What you need to do:
Copy all lines that contain the word "this".

(Dataset items)
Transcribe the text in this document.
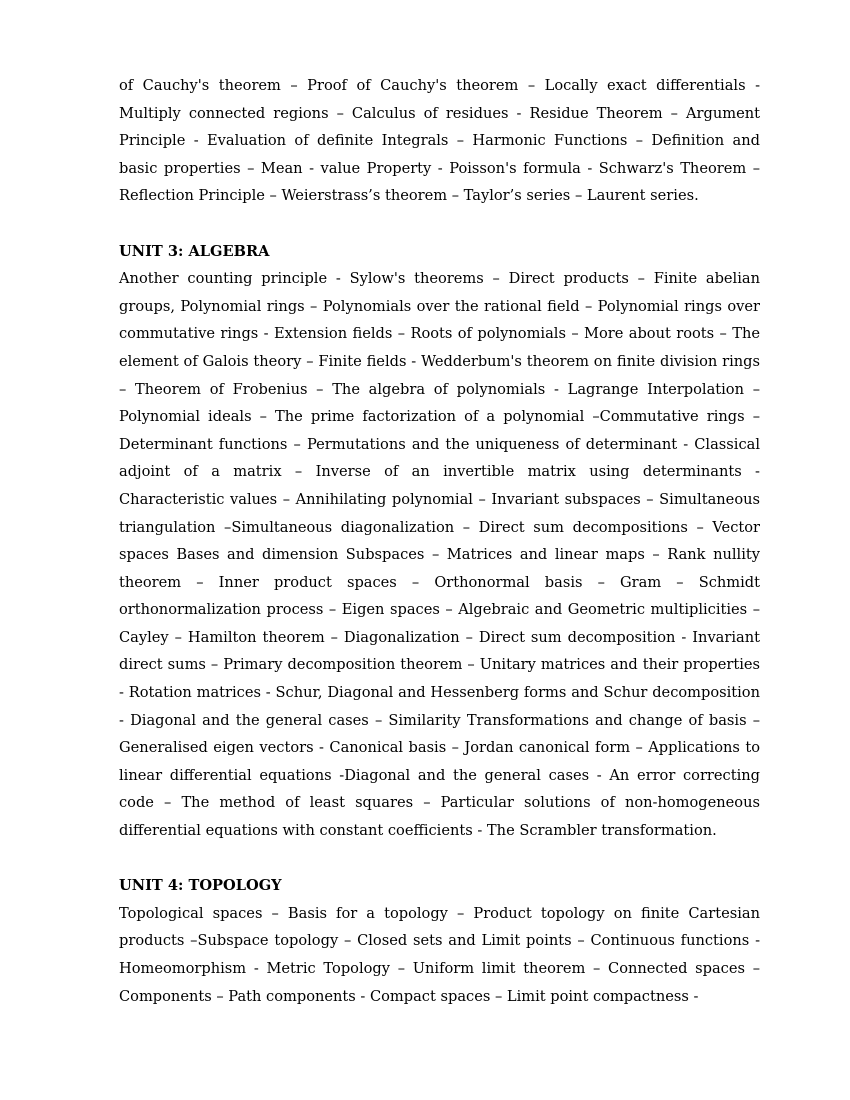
of Cauchy's theorem – Proof of Cauchy's theorem – Locally exact differentials - Multiply connected regions – Calculus of residues - Residue Theorem – Argument Principle - Evaluation of definite Integrals – Harmonic Functions – Definition and basic properties – Mean - value Property - Poisson's formula - Schwarz's Theorem – Reflection Principle – Weierstrass’s theorem – Taylor’s series – Laurent series.

UNIT 3: ALGEBRA

Another counting principle - Sylow's theorems – Direct products – Finite abelian groups, Polynomial rings – Polynomials over the rational field – Polynomial rings over commutative rings - Extension fields – Roots of polynomials – More about roots – The element of Galois theory – Finite fields - Wedderbum's theorem on finite division rings – Theorem of Frobenius – The algebra of polynomials - Lagrange Interpolation – Polynomial ideals – The prime factorization of a polynomial –Commutative rings – Determinant functions – Permutations and the uniqueness of determinant - Classical adjoint of a matrix – Inverse of an invertible matrix using determinants - Characteristic values – Annihilating polynomial – Invariant subspaces – Simultaneous triangulation –Simultaneous diagonalization – Direct sum decompositions – Vector spaces Bases and dimension Subspaces – Matrices and linear maps – Rank nullity theorem – Inner product spaces – Orthonormal basis – Gram – Schmidt orthonormalization process – Eigen spaces – Algebraic and Geometric multiplicities – Cayley – Hamilton theorem – Diagonalization – Direct sum decomposition - Invariant direct sums – Primary decomposition theorem – Unitary matrices and their properties - Rotation matrices - Schur, Diagonal and Hessenberg forms and Schur decomposition - Diagonal and the general cases – Similarity Transformations and change of basis – Generalised eigen vectors - Canonical basis – Jordan canonical form – Applications to linear differential equations -Diagonal and the general cases - An error correcting code – The method of least squares – Particular solutions of non-homogeneous differential equations with constant coefficients - The Scrambler transformation.

UNIT 4: TOPOLOGY

Topological spaces – Basis for a topology – Product topology on finite Cartesian products –Subspace topology – Closed sets and Limit points – Continuous functions - Homeomorphism - Metric Topology – Uniform limit theorem – Connected spaces – Components – Path components - Compact spaces – Limit point compactness -
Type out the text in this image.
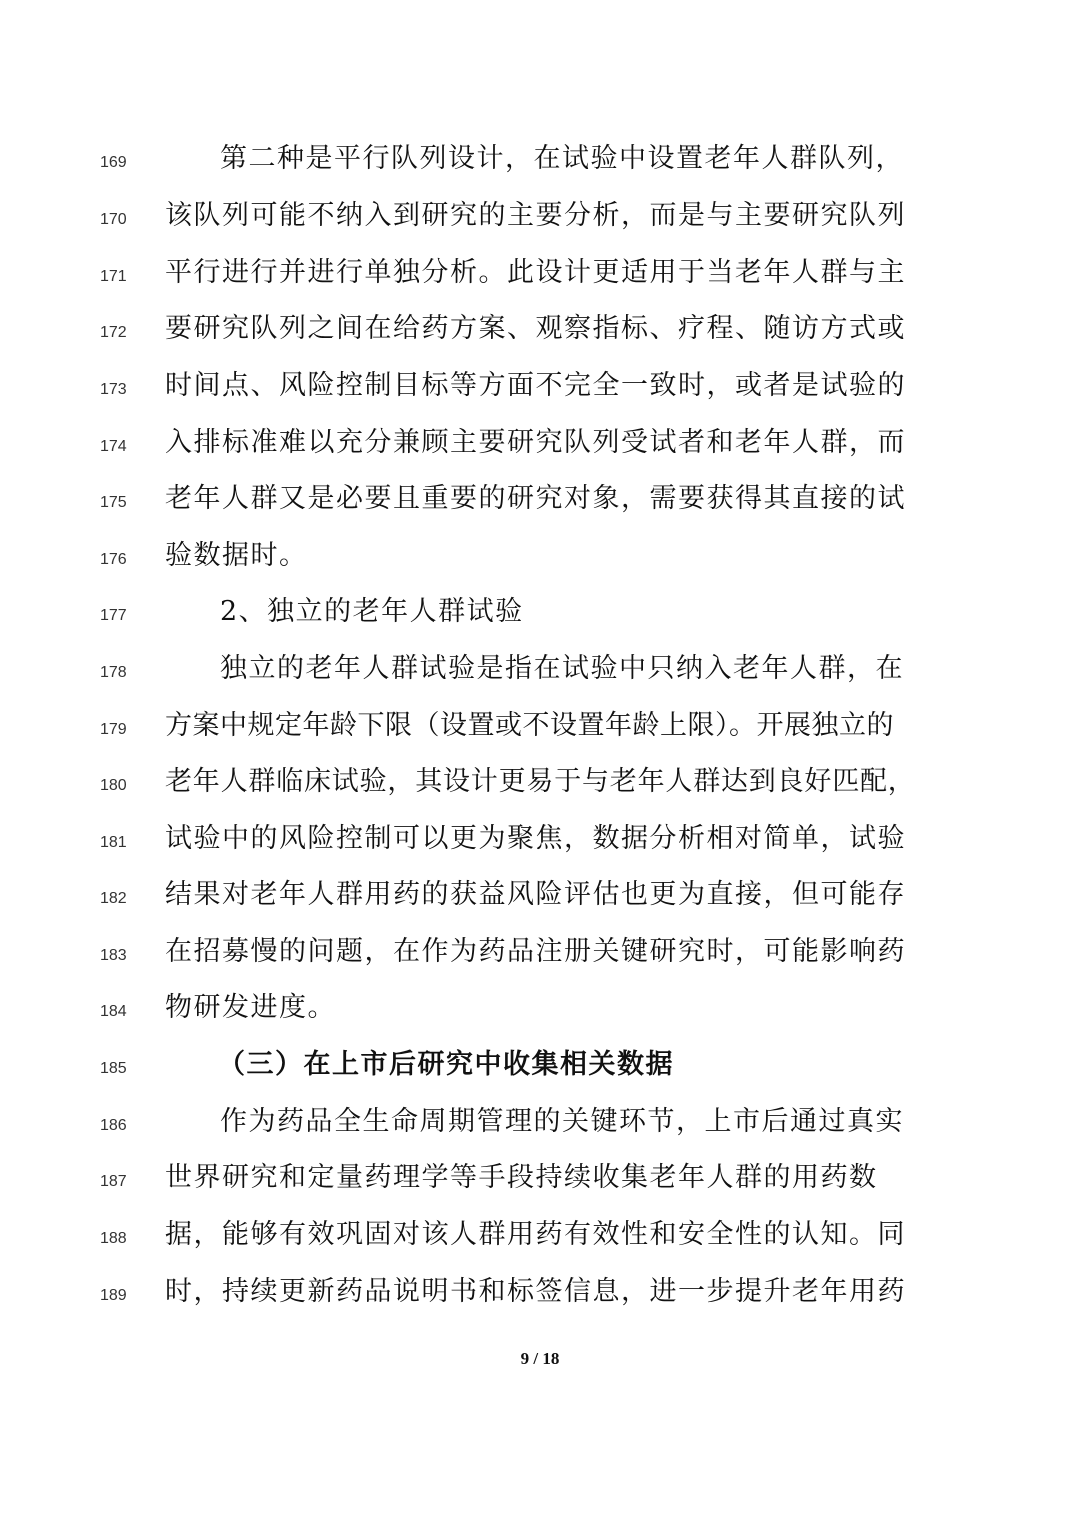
169	第二种是平行队列设计，在试验中设置老年人群队列，
170	该队列可能不纳入到研究的主要分析，而是与主要研究队列
171	平行进行并进行单独分析。此设计更适用于当老年人群与主
172	要研究队列之间在给药方案、观察指标、疗程、随访方式或
173	时间点、风险控制目标等方面不完全一致时，或者是试验的
174	入排标准难以充分兼顾主要研究队列受试者和老年人群，而
175	老年人群又是必要且重要的研究对象，需要获得其直接的试
176	验数据时。
177	2、独立的老年人群试验
178	独立的老年人群试验是指在试验中只纳入老年人群，在
179	方案中规定年龄下限（设置或不设置年龄上限）。开展独立的
180	老年人群临床试验，其设计更易于与老年人群达到良好匹配，
181	试验中的风险控制可以更为聚焦，数据分析相对简单，试验
182	结果对老年人群用药的获益风险评估也更为直接，但可能存
183	在招募慢的问题，在作为药品注册关键研究时，可能影响药
184	物研发进度。
185	（三）在上市后研究中收集相关数据
186	作为药品全生命周期管理的关键环节，上市后通过真实
187	世界研究和定量药理学等手段持续收集老年人群的用药数
188	据，能够有效巩固对该人群用药有效性和安全性的认知。同
189	时，持续更新药品说明书和标签信息，进一步提升老年用药
9 / 18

Correct output:
Transcribe the text in this document.
Type out the text in this image.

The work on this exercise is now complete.